#### [Prompt]
Strip the pictures and reproduce the rest of the listing exactly.

= = = = =

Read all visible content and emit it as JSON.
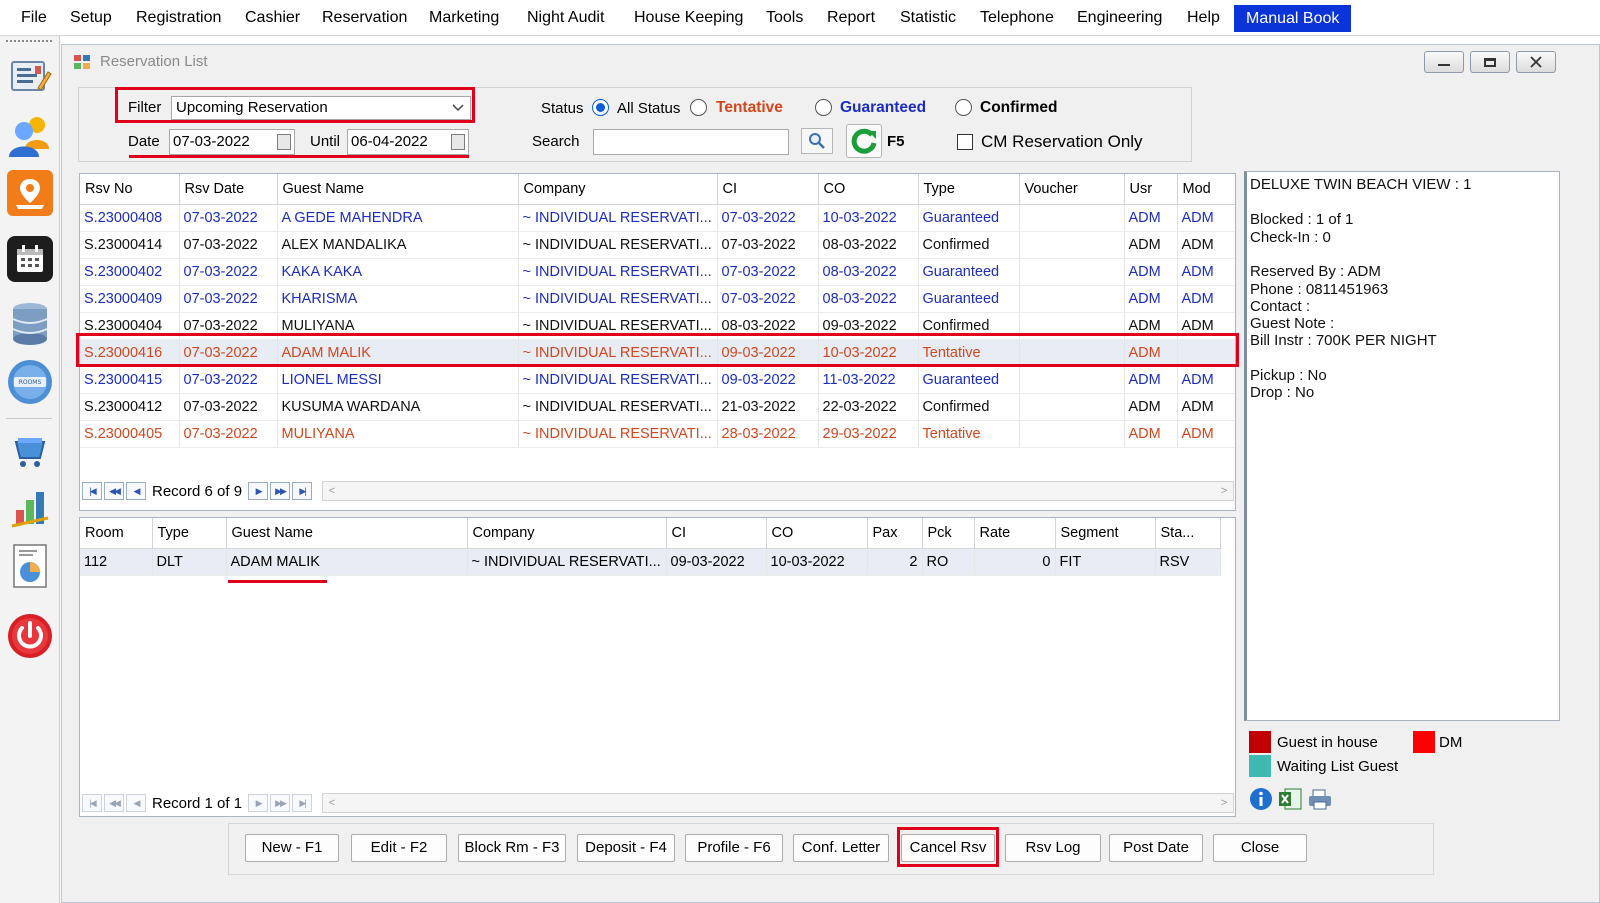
{
  "menu": {
    "items": [
      "File",
      "Setup",
      "Registration",
      "Cashier",
      "Reservation",
      "Marketing",
      "Night Audit",
      "House Keeping",
      "Tools",
      "Report",
      "Statistic",
      "Telephone",
      "Engineering",
      "Help"
    ],
    "highlight_label": "Manual Book",
    "highlight_color": "#0b34d8"
  },
  "left_toolbar": {
    "icons": [
      "front-desk-icon",
      "guests-icon",
      "map-location-icon",
      "calendar-icon",
      "server-icon",
      "rooms-available-icon",
      "shopping-cart-icon",
      "bar-chart-icon",
      "pie-report-icon",
      "power-icon"
    ]
  },
  "window": {
    "title": "Reservation List"
  },
  "filter": {
    "label": "Filter",
    "value": "Upcoming Reservation",
    "date_label": "Date",
    "date_from": "07-03-2022",
    "until_label": "Until",
    "date_until": "06-04-2022",
    "status_label": "Status",
    "status_options": [
      {
        "label": "All Status",
        "checked": true,
        "color": "#111111"
      },
      {
        "label": "Tentative",
        "checked": false,
        "color": "#d4471c"
      },
      {
        "label": "Guaranteed",
        "checked": false,
        "color": "#1c2dc4"
      },
      {
        "label": "Confirmed",
        "checked": false,
        "color": "#111111"
      }
    ],
    "search_label": "Search",
    "search_value": "",
    "refresh_key": "F5",
    "cm_only_label": "CM Reservation Only",
    "cm_only_checked": false
  },
  "reservations": {
    "columns": [
      "Rsv No",
      "Rsv Date",
      "Guest Name",
      "Company",
      "CI",
      "CO",
      "Type",
      "Voucher",
      "Usr",
      "Mod"
    ],
    "rows": [
      {
        "rsv_no": "S.23000408",
        "rsv_date": "07-03-2022",
        "guest": "A GEDE MAHENDRA",
        "company": "~ INDIVIDUAL RESERVATI...",
        "ci": "07-03-2022",
        "co": "10-03-2022",
        "type": "Guaranteed",
        "voucher": "",
        "usr": "ADM",
        "mod": "ADM",
        "tone": "blue",
        "selected": false
      },
      {
        "rsv_no": "S.23000414",
        "rsv_date": "07-03-2022",
        "guest": "ALEX MANDALIKA",
        "company": "~ INDIVIDUAL RESERVATI...",
        "ci": "07-03-2022",
        "co": "08-03-2022",
        "type": "Confirmed",
        "voucher": "",
        "usr": "ADM",
        "mod": "ADM",
        "tone": "black",
        "selected": false
      },
      {
        "rsv_no": "S.23000402",
        "rsv_date": "07-03-2022",
        "guest": "KAKA KAKA",
        "company": "~ INDIVIDUAL RESERVATI...",
        "ci": "07-03-2022",
        "co": "08-03-2022",
        "type": "Guaranteed",
        "voucher": "",
        "usr": "ADM",
        "mod": "ADM",
        "tone": "blue",
        "selected": false
      },
      {
        "rsv_no": "S.23000409",
        "rsv_date": "07-03-2022",
        "guest": "KHARISMA",
        "company": "~ INDIVIDUAL RESERVATI...",
        "ci": "07-03-2022",
        "co": "08-03-2022",
        "type": "Guaranteed",
        "voucher": "",
        "usr": "ADM",
        "mod": "ADM",
        "tone": "blue",
        "selected": false
      },
      {
        "rsv_no": "S.23000404",
        "rsv_date": "07-03-2022",
        "guest": "MULIYANA",
        "company": "~ INDIVIDUAL RESERVATI...",
        "ci": "08-03-2022",
        "co": "09-03-2022",
        "type": "Confirmed",
        "voucher": "",
        "usr": "ADM",
        "mod": "ADM",
        "tone": "black",
        "selected": false
      },
      {
        "rsv_no": "S.23000416",
        "rsv_date": "07-03-2022",
        "guest": "ADAM MALIK",
        "company": "~ INDIVIDUAL RESERVATI...",
        "ci": "09-03-2022",
        "co": "10-03-2022",
        "type": "Tentative",
        "voucher": "",
        "usr": "ADM",
        "mod": "",
        "tone": "red",
        "selected": true
      },
      {
        "rsv_no": "S.23000415",
        "rsv_date": "07-03-2022",
        "guest": "LIONEL MESSI",
        "company": "~ INDIVIDUAL RESERVATI...",
        "ci": "09-03-2022",
        "co": "11-03-2022",
        "type": "Guaranteed",
        "voucher": "",
        "usr": "ADM",
        "mod": "ADM",
        "tone": "blue",
        "selected": false
      },
      {
        "rsv_no": "S.23000412",
        "rsv_date": "07-03-2022",
        "guest": "KUSUMA WARDANA",
        "company": "~ INDIVIDUAL RESERVATI...",
        "ci": "21-03-2022",
        "co": "22-03-2022",
        "type": "Confirmed",
        "voucher": "",
        "usr": "ADM",
        "mod": "ADM",
        "tone": "black",
        "selected": false
      },
      {
        "rsv_no": "S.23000405",
        "rsv_date": "07-03-2022",
        "guest": "MULIYANA",
        "company": "~ INDIVIDUAL RESERVATI...",
        "ci": "28-03-2022",
        "co": "29-03-2022",
        "type": "Tentative",
        "voucher": "",
        "usr": "ADM",
        "mod": "ADM",
        "tone": "red",
        "selected": false
      }
    ],
    "record_text": "Record 6 of 9"
  },
  "rooms": {
    "columns": [
      "Room",
      "Type",
      "Guest Name",
      "Company",
      "CI",
      "CO",
      "Pax",
      "Pck",
      "Rate",
      "Segment",
      "Sta..."
    ],
    "rows": [
      {
        "room": "112",
        "type": "DLT",
        "guest": "ADAM MALIK",
        "company": "~ INDIVIDUAL RESERVATI...",
        "ci": "09-03-2022",
        "co": "10-03-2022",
        "pax": "2",
        "pck": "RO",
        "rate": "0",
        "segment": "FIT",
        "status": "RSV"
      }
    ],
    "record_text": "Record 1 of 1"
  },
  "info": {
    "lines": [
      "DELUXE TWIN BEACH VIEW : 1",
      "Blocked : 1 of 1",
      "Check-In : 0",
      "Reserved By : ADM",
      "Phone : 0811451963",
      "Contact :",
      "Guest Note :",
      "Bill Instr : 700K PER NIGHT",
      "Pickup : No",
      "Drop : No"
    ]
  },
  "legend": {
    "items": [
      {
        "label": "Guest in house",
        "color": "#c00000"
      },
      {
        "label": "DM",
        "color": "#ff0000"
      },
      {
        "label": "Waiting List Guest",
        "color": "#3fb8b0"
      }
    ]
  },
  "buttons": [
    "New - F1",
    "Edit - F2",
    "Block Rm - F3",
    "Deposit - F4",
    "Profile  - F6",
    "Conf. Letter",
    "Cancel Rsv",
    "Rsv Log",
    "Post Date",
    "Close"
  ]
}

= = = = =

#### [Correct output]
Read all visible content and emit it as JSON.
{
  "menu": {
    "items": [
      "File",
      "Setup",
      "Registration",
      "Cashier",
      "Reservation",
      "Marketing",
      "Night Audit",
      "House Keeping",
      "Tools",
      "Report",
      "Statistic",
      "Telephone",
      "Engineering",
      "Help"
    ],
    "highlight_label": "Manual Book",
    "highlight_color": "#0b34d8"
  },
  "left_toolbar": {
    "icons": [
      "front-desk-icon",
      "guests-icon",
      "map-location-icon",
      "calendar-icon",
      "server-icon",
      "rooms-available-icon",
      "shopping-cart-icon",
      "bar-chart-icon",
      "pie-report-icon",
      "power-icon"
    ]
  },
  "window": {
    "title": "Reservation List"
  },
  "filter": {
    "label": "Filter",
    "value": "Upcoming Reservation",
    "date_label": "Date",
    "date_from": "07-03-2022",
    "until_label": "Until",
    "date_until": "06-04-2022",
    "status_label": "Status",
    "status_options": [
      {
        "label": "All Status",
        "checked": true,
        "color": "#111111"
      },
      {
        "label": "Tentative",
        "checked": false,
        "color": "#d4471c"
      },
      {
        "label": "Guaranteed",
        "checked": false,
        "color": "#1c2dc4"
      },
      {
        "label": "Confirmed",
        "checked": false,
        "color": "#111111"
      }
    ],
    "search_label": "Search",
    "search_value": "",
    "refresh_key": "F5",
    "cm_only_label": "CM Reservation Only",
    "cm_only_checked": false
  },
  "reservations": {
    "columns": [
      "Rsv No",
      "Rsv Date",
      "Guest Name",
      "Company",
      "CI",
      "CO",
      "Type",
      "Voucher",
      "Usr",
      "Mod"
    ],
    "rows": [
      {
        "rsv_no": "S.23000408",
        "rsv_date": "07-03-2022",
        "guest": "A GEDE MAHENDRA",
        "company": "~ INDIVIDUAL RESERVATI...",
        "ci": "07-03-2022",
        "co": "10-03-2022",
        "type": "Guaranteed",
        "voucher": "",
        "usr": "ADM",
        "mod": "ADM",
        "tone": "blue",
        "selected": false
      },
      {
        "rsv_no": "S.23000414",
        "rsv_date": "07-03-2022",
        "guest": "ALEX MANDALIKA",
        "company": "~ INDIVIDUAL RESERVATI...",
        "ci": "07-03-2022",
        "co": "08-03-2022",
        "type": "Confirmed",
        "voucher": "",
        "usr": "ADM",
        "mod": "ADM",
        "tone": "black",
        "selected": false
      },
      {
        "rsv_no": "S.23000402",
        "rsv_date": "07-03-2022",
        "guest": "KAKA KAKA",
        "company": "~ INDIVIDUAL RESERVATI...",
        "ci": "07-03-2022",
        "co": "08-03-2022",
        "type": "Guaranteed",
        "voucher": "",
        "usr": "ADM",
        "mod": "ADM",
        "tone": "blue",
        "selected": false
      },
      {
        "rsv_no": "S.23000409",
        "rsv_date": "07-03-2022",
        "guest": "KHARISMA",
        "company": "~ INDIVIDUAL RESERVATI...",
        "ci": "07-03-2022",
        "co": "08-03-2022",
        "type": "Guaranteed",
        "voucher": "",
        "usr": "ADM",
        "mod": "ADM",
        "tone": "blue",
        "selected": false
      },
      {
        "rsv_no": "S.23000404",
        "rsv_date": "07-03-2022",
        "guest": "MULIYANA",
        "company": "~ INDIVIDUAL RESERVATI...",
        "ci": "08-03-2022",
        "co": "09-03-2022",
        "type": "Confirmed",
        "voucher": "",
        "usr": "ADM",
        "mod": "ADM",
        "tone": "black",
        "selected": false
      },
      {
        "rsv_no": "S.23000416",
        "rsv_date": "07-03-2022",
        "guest": "ADAM MALIK",
        "company": "~ INDIVIDUAL RESERVATI...",
        "ci": "09-03-2022",
        "co": "10-03-2022",
        "type": "Tentative",
        "voucher": "",
        "usr": "ADM",
        "mod": "",
        "tone": "red",
        "selected": true
      },
      {
        "rsv_no": "S.23000415",
        "rsv_date": "07-03-2022",
        "guest": "LIONEL MESSI",
        "company": "~ INDIVIDUAL RESERVATI...",
        "ci": "09-03-2022",
        "co": "11-03-2022",
        "type": "Guaranteed",
        "voucher": "",
        "usr": "ADM",
        "mod": "ADM",
        "tone": "blue",
        "selected": false
      },
      {
        "rsv_no": "S.23000412",
        "rsv_date": "07-03-2022",
        "guest": "KUSUMA WARDANA",
        "company": "~ INDIVIDUAL RESERVATI...",
        "ci": "21-03-2022",
        "co": "22-03-2022",
        "type": "Confirmed",
        "voucher": "",
        "usr": "ADM",
        "mod": "ADM",
        "tone": "black",
        "selected": false
      },
      {
        "rsv_no": "S.23000405",
        "rsv_date": "07-03-2022",
        "guest": "MULIYANA",
        "company": "~ INDIVIDUAL RESERVATI...",
        "ci": "28-03-2022",
        "co": "29-03-2022",
        "type": "Tentative",
        "voucher": "",
        "usr": "ADM",
        "mod": "ADM",
        "tone": "red",
        "selected": false
      }
    ],
    "record_text": "Record 6 of 9"
  },
  "rooms": {
    "columns": [
      "Room",
      "Type",
      "Guest Name",
      "Company",
      "CI",
      "CO",
      "Pax",
      "Pck",
      "Rate",
      "Segment",
      "Sta..."
    ],
    "rows": [
      {
        "room": "112",
        "type": "DLT",
        "guest": "ADAM MALIK",
        "company": "~ INDIVIDUAL RESERVATI...",
        "ci": "09-03-2022",
        "co": "10-03-2022",
        "pax": "2",
        "pck": "RO",
        "rate": "0",
        "segment": "FIT",
        "status": "RSV"
      }
    ],
    "record_text": "Record 1 of 1"
  },
  "info": {
    "lines": [
      "DELUXE TWIN BEACH VIEW : 1",
      "Blocked : 1 of 1",
      "Check-In : 0",
      "Reserved By : ADM",
      "Phone : 0811451963",
      "Contact :",
      "Guest Note :",
      "Bill Instr : 700K PER NIGHT",
      "Pickup : No",
      "Drop : No"
    ]
  },
  "legend": {
    "items": [
      {
        "label": "Guest in house",
        "color": "#c00000"
      },
      {
        "label": "DM",
        "color": "#ff0000"
      },
      {
        "label": "Waiting List Guest",
        "color": "#3fb8b0"
      }
    ]
  },
  "buttons": [
    "New - F1",
    "Edit - F2",
    "Block Rm - F3",
    "Deposit - F4",
    "Profile  - F6",
    "Conf. Letter",
    "Cancel Rsv",
    "Rsv Log",
    "Post Date",
    "Close"
  ]
}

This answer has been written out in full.